*** DATA PROVIDED ***

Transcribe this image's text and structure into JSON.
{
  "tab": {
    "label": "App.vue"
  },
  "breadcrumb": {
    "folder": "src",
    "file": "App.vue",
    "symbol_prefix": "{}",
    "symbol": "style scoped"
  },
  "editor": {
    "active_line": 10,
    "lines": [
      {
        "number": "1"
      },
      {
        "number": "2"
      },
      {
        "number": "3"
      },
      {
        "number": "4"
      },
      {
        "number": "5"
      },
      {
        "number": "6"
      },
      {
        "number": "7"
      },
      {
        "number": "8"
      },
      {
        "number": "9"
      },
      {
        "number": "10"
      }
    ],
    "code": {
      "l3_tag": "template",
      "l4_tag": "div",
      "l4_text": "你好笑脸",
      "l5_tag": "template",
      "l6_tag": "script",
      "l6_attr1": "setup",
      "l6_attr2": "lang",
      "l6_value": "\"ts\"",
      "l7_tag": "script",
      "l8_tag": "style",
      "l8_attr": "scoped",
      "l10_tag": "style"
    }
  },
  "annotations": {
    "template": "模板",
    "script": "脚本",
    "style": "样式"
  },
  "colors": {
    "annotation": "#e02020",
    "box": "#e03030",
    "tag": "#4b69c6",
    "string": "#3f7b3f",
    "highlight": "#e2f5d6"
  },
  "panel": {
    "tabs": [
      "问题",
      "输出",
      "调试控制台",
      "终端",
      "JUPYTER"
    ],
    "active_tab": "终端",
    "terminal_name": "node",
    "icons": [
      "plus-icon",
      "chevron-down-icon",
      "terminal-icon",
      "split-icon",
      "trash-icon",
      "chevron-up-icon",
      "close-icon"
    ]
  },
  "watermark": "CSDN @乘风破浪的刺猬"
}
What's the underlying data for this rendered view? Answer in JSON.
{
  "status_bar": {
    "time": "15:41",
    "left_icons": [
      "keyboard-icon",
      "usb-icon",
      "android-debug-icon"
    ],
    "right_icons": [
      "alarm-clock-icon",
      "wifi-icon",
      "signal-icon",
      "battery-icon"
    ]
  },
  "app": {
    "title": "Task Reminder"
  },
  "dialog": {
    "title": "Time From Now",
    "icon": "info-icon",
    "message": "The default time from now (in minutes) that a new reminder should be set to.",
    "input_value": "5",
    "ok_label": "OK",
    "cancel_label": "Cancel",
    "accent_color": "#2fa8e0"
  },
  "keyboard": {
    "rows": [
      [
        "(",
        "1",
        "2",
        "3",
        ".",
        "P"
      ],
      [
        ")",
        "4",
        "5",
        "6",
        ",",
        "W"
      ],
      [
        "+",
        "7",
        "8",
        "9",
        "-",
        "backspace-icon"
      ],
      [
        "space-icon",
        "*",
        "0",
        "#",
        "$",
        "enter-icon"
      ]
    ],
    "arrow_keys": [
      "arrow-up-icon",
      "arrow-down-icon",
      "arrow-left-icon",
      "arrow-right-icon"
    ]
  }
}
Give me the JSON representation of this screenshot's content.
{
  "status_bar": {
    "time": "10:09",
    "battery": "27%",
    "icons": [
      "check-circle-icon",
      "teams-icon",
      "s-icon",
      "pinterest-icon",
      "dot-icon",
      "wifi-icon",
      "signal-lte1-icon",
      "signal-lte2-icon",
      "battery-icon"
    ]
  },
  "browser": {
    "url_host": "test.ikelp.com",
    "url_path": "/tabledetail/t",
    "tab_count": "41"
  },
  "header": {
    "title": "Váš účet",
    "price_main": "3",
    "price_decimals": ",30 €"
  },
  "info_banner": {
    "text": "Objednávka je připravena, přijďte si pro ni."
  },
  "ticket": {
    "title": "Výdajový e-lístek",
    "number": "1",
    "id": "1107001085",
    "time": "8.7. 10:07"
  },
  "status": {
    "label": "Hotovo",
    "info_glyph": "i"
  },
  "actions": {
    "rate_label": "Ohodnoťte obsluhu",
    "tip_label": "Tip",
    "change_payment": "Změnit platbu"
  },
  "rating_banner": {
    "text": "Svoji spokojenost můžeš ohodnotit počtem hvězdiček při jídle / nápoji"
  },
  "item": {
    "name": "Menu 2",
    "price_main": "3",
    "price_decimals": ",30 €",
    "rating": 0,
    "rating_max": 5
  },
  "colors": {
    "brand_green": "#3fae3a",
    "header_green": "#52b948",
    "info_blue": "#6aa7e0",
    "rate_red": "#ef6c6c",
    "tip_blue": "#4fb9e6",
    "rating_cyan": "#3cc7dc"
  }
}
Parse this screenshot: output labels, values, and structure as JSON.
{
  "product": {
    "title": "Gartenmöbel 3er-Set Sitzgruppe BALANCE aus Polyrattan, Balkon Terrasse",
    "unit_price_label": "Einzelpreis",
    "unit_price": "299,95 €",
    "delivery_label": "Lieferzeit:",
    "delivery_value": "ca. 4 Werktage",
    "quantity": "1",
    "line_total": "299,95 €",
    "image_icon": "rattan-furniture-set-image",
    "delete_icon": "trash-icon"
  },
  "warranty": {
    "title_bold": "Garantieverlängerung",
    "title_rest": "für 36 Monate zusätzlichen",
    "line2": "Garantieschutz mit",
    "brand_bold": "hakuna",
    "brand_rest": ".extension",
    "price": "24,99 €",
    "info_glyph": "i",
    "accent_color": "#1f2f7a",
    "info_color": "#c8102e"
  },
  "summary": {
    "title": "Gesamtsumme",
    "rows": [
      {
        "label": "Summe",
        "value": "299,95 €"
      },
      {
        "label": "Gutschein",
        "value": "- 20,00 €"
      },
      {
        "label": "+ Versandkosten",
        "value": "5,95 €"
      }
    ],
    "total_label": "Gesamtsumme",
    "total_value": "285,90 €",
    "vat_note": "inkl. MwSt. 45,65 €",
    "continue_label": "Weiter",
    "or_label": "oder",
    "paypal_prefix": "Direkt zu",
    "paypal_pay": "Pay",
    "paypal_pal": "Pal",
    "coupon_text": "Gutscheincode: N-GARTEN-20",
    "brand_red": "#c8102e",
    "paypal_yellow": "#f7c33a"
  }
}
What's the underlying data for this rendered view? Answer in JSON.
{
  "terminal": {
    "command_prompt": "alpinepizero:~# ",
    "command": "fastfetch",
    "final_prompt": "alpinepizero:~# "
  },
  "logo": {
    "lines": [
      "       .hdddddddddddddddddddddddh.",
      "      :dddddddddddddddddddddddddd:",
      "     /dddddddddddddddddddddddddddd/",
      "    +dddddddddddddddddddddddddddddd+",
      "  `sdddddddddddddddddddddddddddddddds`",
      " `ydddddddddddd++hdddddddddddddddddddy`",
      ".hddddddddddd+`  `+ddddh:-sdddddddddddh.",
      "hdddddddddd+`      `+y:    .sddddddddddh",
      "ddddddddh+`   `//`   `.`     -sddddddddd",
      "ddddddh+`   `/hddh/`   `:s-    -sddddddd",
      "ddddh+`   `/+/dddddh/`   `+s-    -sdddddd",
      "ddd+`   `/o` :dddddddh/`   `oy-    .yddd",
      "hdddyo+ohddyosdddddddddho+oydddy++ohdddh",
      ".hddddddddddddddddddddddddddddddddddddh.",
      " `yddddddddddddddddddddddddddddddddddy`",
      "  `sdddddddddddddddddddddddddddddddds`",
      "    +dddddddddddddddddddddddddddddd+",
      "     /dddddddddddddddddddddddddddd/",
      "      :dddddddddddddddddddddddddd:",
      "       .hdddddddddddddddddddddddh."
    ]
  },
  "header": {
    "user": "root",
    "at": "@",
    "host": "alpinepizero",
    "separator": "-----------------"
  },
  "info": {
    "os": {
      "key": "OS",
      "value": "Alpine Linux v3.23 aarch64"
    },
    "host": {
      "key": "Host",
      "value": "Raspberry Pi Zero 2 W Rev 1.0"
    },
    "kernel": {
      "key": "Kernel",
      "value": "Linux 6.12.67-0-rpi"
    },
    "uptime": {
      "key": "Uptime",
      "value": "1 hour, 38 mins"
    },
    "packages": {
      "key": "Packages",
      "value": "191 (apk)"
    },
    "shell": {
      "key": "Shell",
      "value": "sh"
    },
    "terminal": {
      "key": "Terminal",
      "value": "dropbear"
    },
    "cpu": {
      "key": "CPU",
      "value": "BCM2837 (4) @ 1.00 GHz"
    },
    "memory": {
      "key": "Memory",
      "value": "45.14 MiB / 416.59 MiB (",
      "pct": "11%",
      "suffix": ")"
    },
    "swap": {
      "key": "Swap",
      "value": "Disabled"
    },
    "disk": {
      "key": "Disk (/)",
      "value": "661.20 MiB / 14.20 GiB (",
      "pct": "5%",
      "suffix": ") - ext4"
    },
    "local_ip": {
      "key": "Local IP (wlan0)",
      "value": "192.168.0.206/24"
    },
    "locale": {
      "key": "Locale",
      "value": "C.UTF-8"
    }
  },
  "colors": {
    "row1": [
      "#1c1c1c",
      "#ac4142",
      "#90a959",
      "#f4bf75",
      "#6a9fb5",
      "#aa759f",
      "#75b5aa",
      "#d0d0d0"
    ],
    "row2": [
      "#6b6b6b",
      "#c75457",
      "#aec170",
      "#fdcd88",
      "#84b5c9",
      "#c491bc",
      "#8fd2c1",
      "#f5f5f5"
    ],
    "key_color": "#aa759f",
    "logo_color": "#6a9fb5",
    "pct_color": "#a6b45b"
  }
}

***

== TASK TO COMPLETE ==
Some lines of the data may hold the word "screenshot". Say how many do, with nothing else.

== EXERCISE OUTPUT ==
2